BEGIN Entries provided

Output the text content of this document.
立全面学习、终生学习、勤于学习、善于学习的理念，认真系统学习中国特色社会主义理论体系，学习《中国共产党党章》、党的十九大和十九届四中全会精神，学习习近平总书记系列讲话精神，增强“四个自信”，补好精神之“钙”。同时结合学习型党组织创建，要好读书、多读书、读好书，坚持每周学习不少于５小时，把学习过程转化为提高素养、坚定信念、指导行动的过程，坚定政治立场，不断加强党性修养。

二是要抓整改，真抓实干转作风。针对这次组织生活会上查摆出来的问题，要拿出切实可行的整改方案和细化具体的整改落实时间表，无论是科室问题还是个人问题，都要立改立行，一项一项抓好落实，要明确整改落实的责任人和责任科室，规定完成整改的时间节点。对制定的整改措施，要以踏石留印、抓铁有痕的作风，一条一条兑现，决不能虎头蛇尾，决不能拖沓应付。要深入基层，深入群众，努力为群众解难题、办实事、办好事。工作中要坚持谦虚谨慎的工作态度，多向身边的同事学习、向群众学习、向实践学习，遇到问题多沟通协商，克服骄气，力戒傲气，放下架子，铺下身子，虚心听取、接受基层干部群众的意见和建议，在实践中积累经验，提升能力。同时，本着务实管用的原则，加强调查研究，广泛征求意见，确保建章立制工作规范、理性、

END Entries provided
BEGIN Entries provided

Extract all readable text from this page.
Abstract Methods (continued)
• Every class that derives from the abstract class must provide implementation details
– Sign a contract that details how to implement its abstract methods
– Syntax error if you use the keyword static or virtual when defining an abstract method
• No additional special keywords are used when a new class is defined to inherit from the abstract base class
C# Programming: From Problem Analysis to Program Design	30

END Entries provided

§ **Your goal**
Your answer should be only a number: how many lines of the data above contain the string "details"?

§ **Written answer**
2